Excerpt from a dataset:
○ ○ ○ ○ ○ ○ ○

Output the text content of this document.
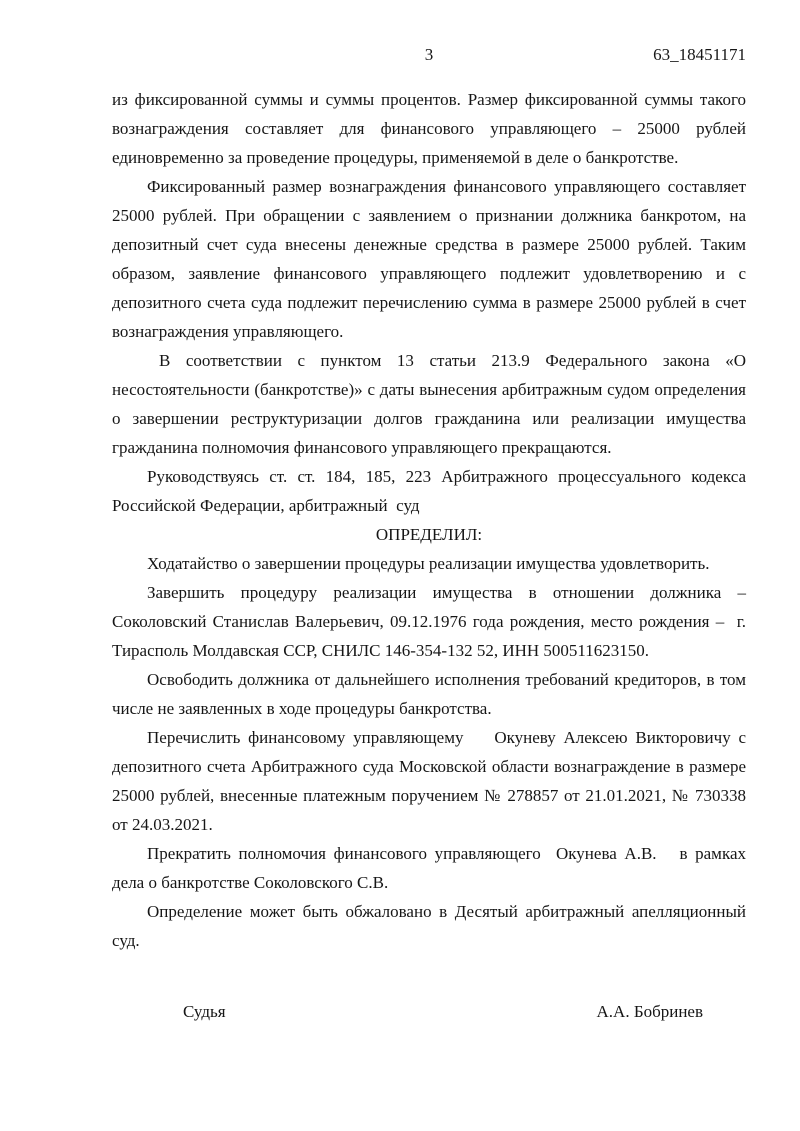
3	63_18451171

из фиксированной суммы и суммы процентов. Размер фиксированной суммы такого вознаграждения составляет для финансового управляющего – 25000 рублей единовременно за проведение процедуры, применяемой в деле о банкротстве.

Фиксированный размер вознаграждения финансового управляющего составляет 25000 рублей. При обращении с заявлением о признании должника банкротом, на депозитный счет суда внесены денежные средства в размере 25000 рублей. Таким образом, заявление финансового управляющего подлежит удовлетворению и с депозитного счета суда подлежит перечислению сумма в размере 25000 рублей в счет вознаграждения управляющего.

В соответствии с пунктом 13 статьи 213.9 Федерального закона «О несостоятельности (банкротстве)» с даты вынесения арбитражным судом определения о завершении реструктуризации долгов гражданина или реализации имущества гражданина полномочия финансового управляющего прекращаются.

Руководствуясь ст. ст. 184, 185, 223 Арбитражного процессуального кодекса Российской Федерации, арбитражный  суд

ОПРЕДЕЛИЛ:

Ходатайство о завершении процедуры реализации имущества удовлетворить.

Завершить процедуру реализации имущества в отношении должника – Соколовский Станислав Валерьевич, 09.12.1976 года рождения, место рождения –  г. Тирасполь Молдавская ССР, СНИЛС 146-354-132 52, ИНН 500511623150.

Освободить должника от дальнейшего исполнения требований кредиторов, в том числе не заявленных в ходе процедуры банкротства.

Перечислить финансовому управляющему    Окуневу Алексею Викторовичу с депозитного счета Арбитражного суда Московской области вознаграждение в размере 25000 рублей, внесенные платежным поручением № 278857 от 21.01.2021, № 730338 от 24.03.2021.

Прекратить полномочия финансового управляющего  Окунева А.В.   в рамках дела о банкротстве Соколовского С.В.

Определение может быть обжаловано в Десятый арбитражный апелляционный суд.

Судья	А.А. Бобринев
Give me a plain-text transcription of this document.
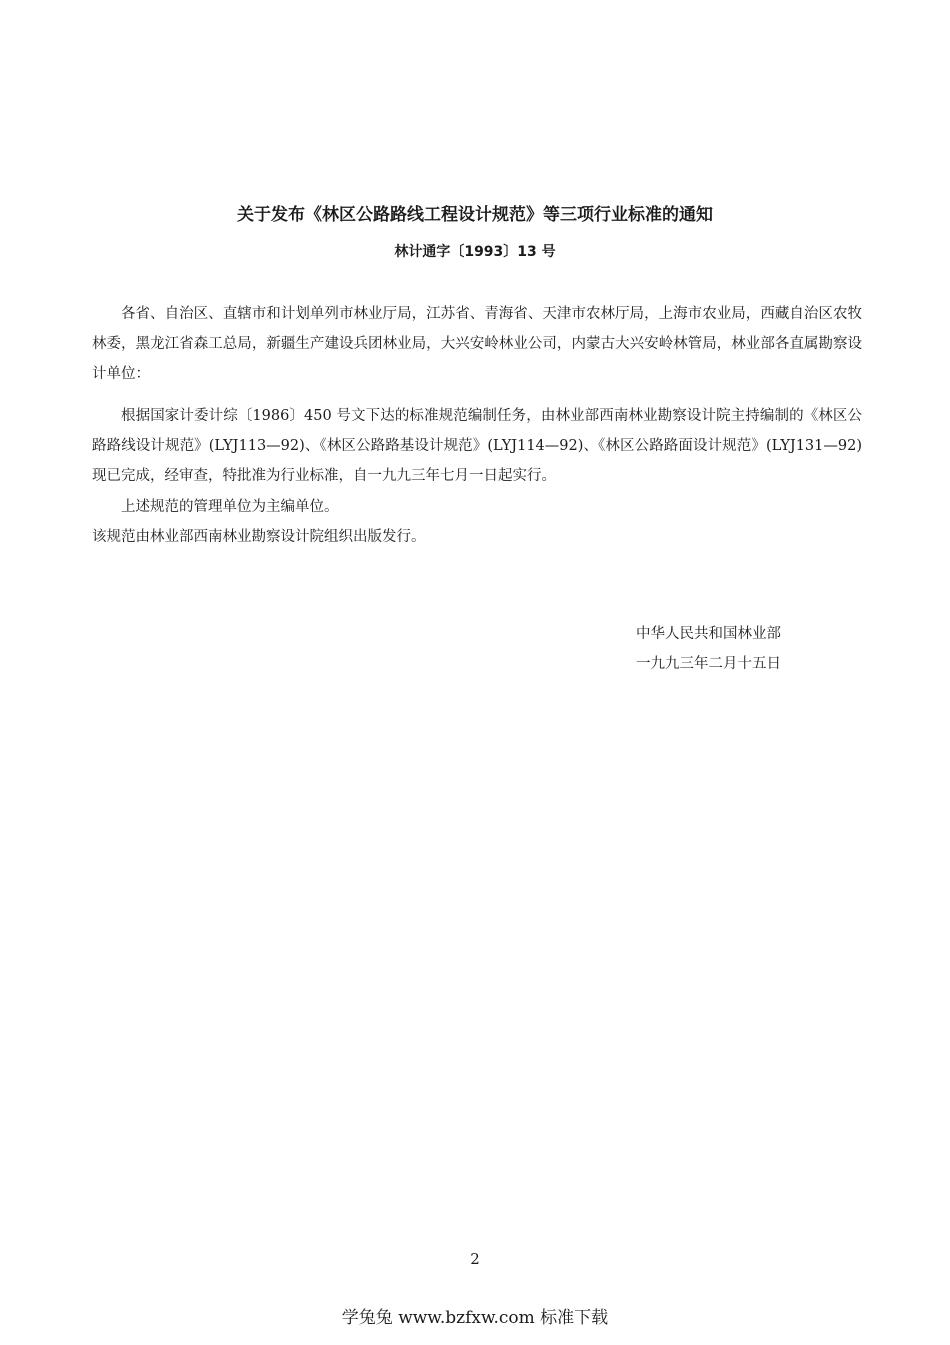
关于发布《林区公路路线工程设计规范》等三项行业标准的通知
林计通字〔1993〕13 号

各省、自治区、直辖市和计划单列市林业厅局，江苏省、青海省、天津市农林厅局，上海市农业局，西藏自治区农牧林委，黑龙江省森工总局，新疆生产建设兵团林业局，大兴安岭林业公司，内蒙古大兴安岭林管局，林业部各直属勘察设计单位：

根据国家计委计综〔1986〕450 号文下达的标准规范编制任务，由林业部西南林业勘察设计院主持编制的《林区公路路线设计规范》(LYJ113—92)、《林区公路路基设计规范》(LYJ114—92)、《林区公路路面设计规范》(LYJ131—92)现已完成，经审查，特批准为行业标准，自一九九三年七月一日起实行。

上述规范的管理单位为主编单位。

该规范由林业部西南林业勘察设计院组织出版发行。

中华人民共和国林业部
一九九三年二月十五日
2
学兔兔 www.bzfxw.com 标准下载
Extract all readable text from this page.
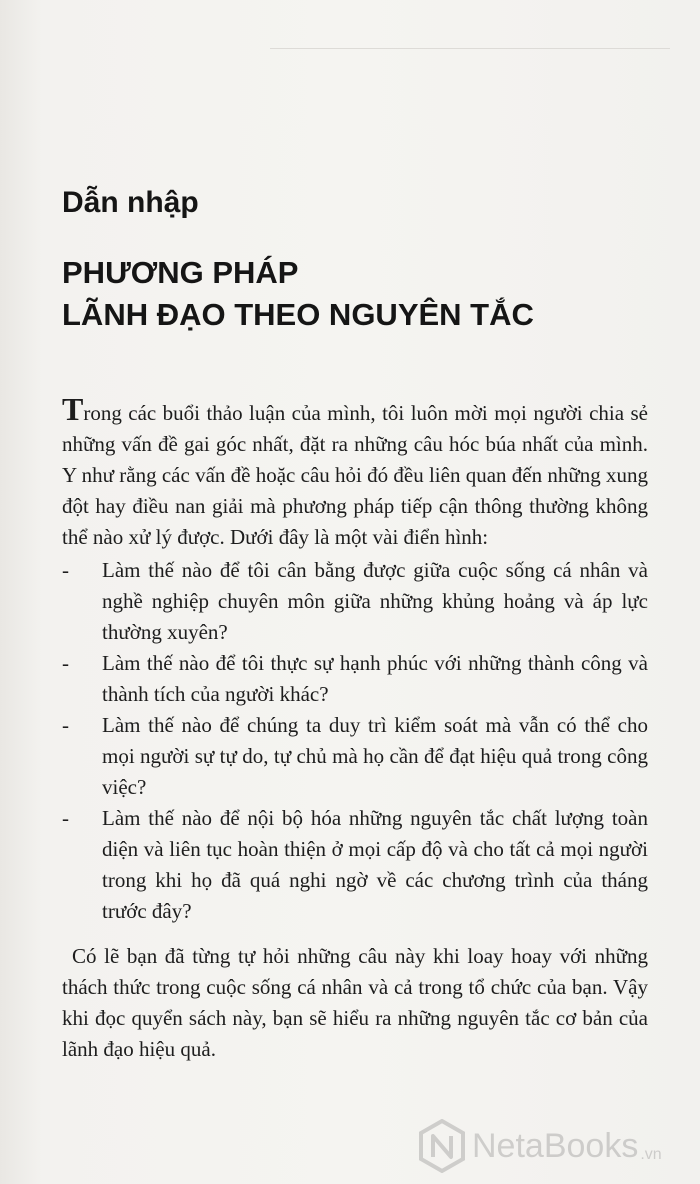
Dẫn nhập
PHƯƠNG PHÁP
LÃNH ĐẠO THEO NGUYÊN TẮC

Trong các buổi thảo luận của mình, tôi luôn mời mọi người chia sẻ những vấn đề gai góc nhất, đặt ra những câu hóc búa nhất của mình. Y như rằng các vấn đề hoặc câu hỏi đó đều liên quan đến những xung đột hay điều nan giải mà phương pháp tiếp cận thông thường không thể nào xử lý được. Dưới đây là một vài điển hình:

-	Làm thế nào để tôi cân bằng được giữa cuộc sống cá nhân và nghề nghiệp chuyên môn giữa những khủng hoảng và áp lực thường xuyên?
-	Làm thế nào để tôi thực sự hạnh phúc với những thành công và thành tích của người khác?
-	Làm thế nào để chúng ta duy trì kiểm soát mà vẫn có thể cho mọi người sự tự do, tự chủ mà họ cần để đạt hiệu quả trong công việc?
-	Làm thế nào để nội bộ hóa những nguyên tắc chất lượng toàn diện và liên tục hoàn thiện ở mọi cấp độ và cho tất cả mọi người trong khi họ đã quá nghi ngờ về các chương trình của tháng trước đây?

Có lẽ bạn đã từng tự hỏi những câu này khi loay hoay với những thách thức trong cuộc sống cá nhân và cả trong tổ chức của bạn. Vậy khi đọc quyển sách này, bạn sẽ hiểu ra những nguyên tắc cơ bản của lãnh đạo hiệu quả.

NetaBooks .vn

○ ○ ○ ○ ○ ○ ○

The problem:
Look through the material and copy each line that has "cuộc".

Task solution:
-	Làm thế nào để tôi cân bằng được giữa cuộc sống cá nhân và nghề nghiệp chuyên môn giữa những khủng hoảng và áp lực thường xuyên?
Có lẽ bạn đã từng tự hỏi những câu này khi loay hoay với những thách thức trong cuộc sống cá nhân và cả trong tổ chức của bạn. Vậy khi đọc quyển sách này, bạn sẽ hiểu ra những nguyên tắc cơ bản của lãnh đạo hiệu quả.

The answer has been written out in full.